* **PROBLEM TO WORK ON**
Using the material that follows, identify and copy each line with the string "screenshot".

++++ PROVIDED DATA ++++

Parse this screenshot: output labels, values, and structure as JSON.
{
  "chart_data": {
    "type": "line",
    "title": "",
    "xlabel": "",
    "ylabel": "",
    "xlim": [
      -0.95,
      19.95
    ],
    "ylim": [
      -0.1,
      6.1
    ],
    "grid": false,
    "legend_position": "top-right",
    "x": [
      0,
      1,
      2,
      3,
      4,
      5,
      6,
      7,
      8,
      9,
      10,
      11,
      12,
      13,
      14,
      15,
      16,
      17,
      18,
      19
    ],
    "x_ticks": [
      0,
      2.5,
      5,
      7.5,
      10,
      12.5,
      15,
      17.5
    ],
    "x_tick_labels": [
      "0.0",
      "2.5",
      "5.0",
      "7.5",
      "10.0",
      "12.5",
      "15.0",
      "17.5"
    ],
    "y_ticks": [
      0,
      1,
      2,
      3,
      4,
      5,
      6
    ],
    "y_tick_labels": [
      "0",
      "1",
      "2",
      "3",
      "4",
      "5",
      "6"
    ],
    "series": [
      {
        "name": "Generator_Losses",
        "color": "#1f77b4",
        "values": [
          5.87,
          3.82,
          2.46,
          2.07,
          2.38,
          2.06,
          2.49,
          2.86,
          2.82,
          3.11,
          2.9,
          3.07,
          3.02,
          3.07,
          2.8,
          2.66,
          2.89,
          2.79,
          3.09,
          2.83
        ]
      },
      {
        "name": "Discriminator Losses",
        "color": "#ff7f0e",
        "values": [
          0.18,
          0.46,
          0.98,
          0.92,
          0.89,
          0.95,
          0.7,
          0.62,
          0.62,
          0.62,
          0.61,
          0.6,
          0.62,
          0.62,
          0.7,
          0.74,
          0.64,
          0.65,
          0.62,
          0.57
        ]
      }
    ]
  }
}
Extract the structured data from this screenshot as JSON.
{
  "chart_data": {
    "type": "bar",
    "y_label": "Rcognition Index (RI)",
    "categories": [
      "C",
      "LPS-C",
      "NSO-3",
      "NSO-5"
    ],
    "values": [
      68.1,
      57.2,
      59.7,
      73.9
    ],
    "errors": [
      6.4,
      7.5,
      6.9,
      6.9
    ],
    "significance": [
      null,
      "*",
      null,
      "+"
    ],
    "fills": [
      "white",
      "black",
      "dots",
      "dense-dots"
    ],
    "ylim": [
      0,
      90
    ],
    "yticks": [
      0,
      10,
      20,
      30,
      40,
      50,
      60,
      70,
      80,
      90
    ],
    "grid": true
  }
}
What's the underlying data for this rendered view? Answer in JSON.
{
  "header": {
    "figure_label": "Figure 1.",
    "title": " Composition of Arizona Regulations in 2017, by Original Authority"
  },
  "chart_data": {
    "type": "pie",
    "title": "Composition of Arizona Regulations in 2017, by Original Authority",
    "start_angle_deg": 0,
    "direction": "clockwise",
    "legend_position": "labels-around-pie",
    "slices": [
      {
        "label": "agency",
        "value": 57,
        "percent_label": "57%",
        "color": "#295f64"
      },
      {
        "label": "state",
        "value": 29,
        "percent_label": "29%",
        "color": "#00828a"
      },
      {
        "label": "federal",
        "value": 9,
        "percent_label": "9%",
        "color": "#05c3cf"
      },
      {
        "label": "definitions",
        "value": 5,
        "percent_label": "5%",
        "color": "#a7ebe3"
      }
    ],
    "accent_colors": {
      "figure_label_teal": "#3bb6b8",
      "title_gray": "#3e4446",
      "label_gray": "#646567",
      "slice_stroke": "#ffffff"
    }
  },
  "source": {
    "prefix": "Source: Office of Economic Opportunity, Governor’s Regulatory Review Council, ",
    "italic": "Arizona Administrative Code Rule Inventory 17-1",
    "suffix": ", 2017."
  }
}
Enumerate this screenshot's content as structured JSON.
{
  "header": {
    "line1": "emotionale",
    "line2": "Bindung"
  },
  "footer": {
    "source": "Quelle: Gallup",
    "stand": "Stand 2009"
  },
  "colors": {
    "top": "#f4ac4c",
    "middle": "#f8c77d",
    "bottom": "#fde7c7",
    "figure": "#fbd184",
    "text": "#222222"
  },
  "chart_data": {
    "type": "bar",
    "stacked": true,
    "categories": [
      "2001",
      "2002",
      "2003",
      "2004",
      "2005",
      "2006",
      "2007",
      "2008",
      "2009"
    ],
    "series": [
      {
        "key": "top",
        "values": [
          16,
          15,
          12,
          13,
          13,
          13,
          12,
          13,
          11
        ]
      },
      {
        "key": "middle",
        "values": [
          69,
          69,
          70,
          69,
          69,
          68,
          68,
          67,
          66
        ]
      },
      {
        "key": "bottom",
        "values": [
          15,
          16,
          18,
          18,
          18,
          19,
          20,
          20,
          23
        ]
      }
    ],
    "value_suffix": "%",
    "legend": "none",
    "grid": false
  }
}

++++

* **ANSWER**
Parse this screenshot: output labels, values, and structure as JSON.
Extract the structured data from this screenshot as JSON.
Enumerate this screenshot's content as structured JSON.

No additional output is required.